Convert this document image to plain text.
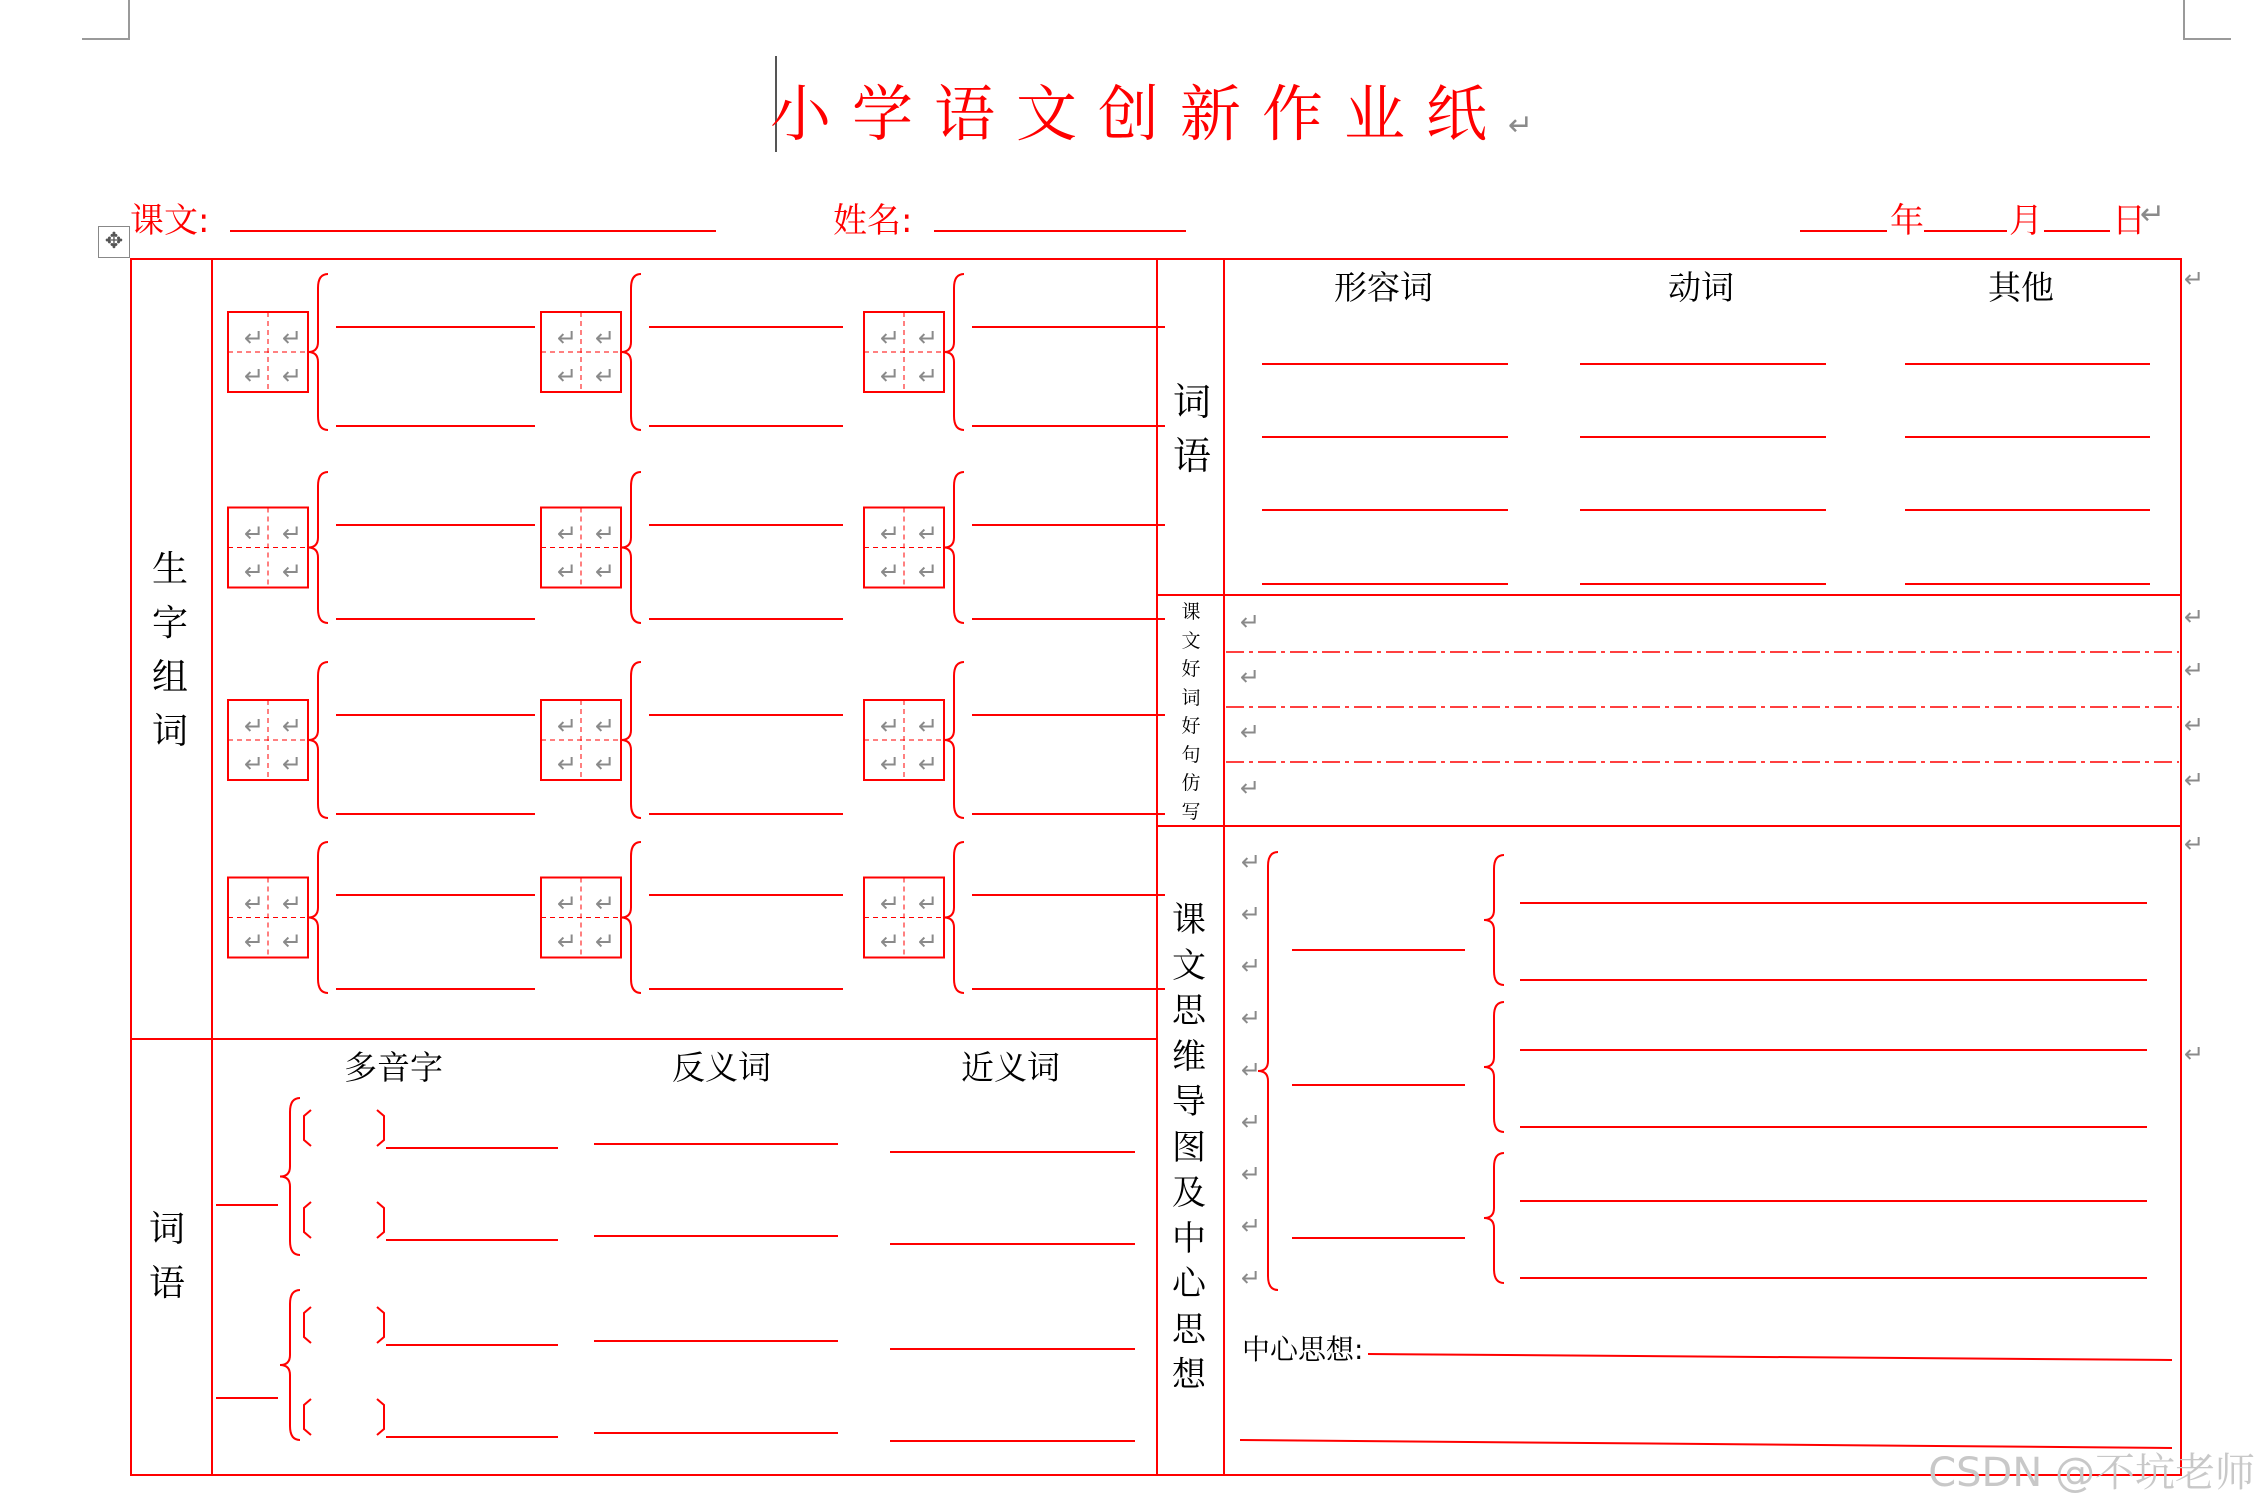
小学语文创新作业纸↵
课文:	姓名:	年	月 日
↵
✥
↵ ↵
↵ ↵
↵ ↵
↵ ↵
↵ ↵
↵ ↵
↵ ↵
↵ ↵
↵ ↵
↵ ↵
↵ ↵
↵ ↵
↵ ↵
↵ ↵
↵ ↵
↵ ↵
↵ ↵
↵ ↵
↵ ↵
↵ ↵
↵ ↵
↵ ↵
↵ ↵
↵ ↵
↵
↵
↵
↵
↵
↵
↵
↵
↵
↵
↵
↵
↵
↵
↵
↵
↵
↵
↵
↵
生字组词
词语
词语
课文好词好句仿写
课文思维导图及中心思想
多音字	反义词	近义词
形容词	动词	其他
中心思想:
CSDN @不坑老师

(TASK DETAILS):
Quote the preceding records in their entirety, excluding every picture.

(THE RESPONSE):
Convert this document image to plain text.
小学语文创新作业纸↵
课文:	姓名:	年	月 日
↵
✥
↵ ↵
↵ ↵
↵ ↵
↵ ↵
↵ ↵
↵ ↵
↵ ↵
↵ ↵
↵ ↵
↵ ↵
↵ ↵
↵ ↵
↵ ↵
↵ ↵
↵ ↵
↵ ↵
↵ ↵
↵ ↵
↵ ↵
↵ ↵
↵ ↵
↵ ↵
↵ ↵
↵ ↵
↵
↵
↵
↵
↵
↵
↵
↵
↵
↵
↵
↵
↵
↵
↵
↵
↵
↵
↵
↵
生字组词
词语
词语
课文好词好句仿写
课文思维导图及中心思想
多音字	反义词	近义词
形容词	动词	其他
中心思想:
CSDN @不坑老师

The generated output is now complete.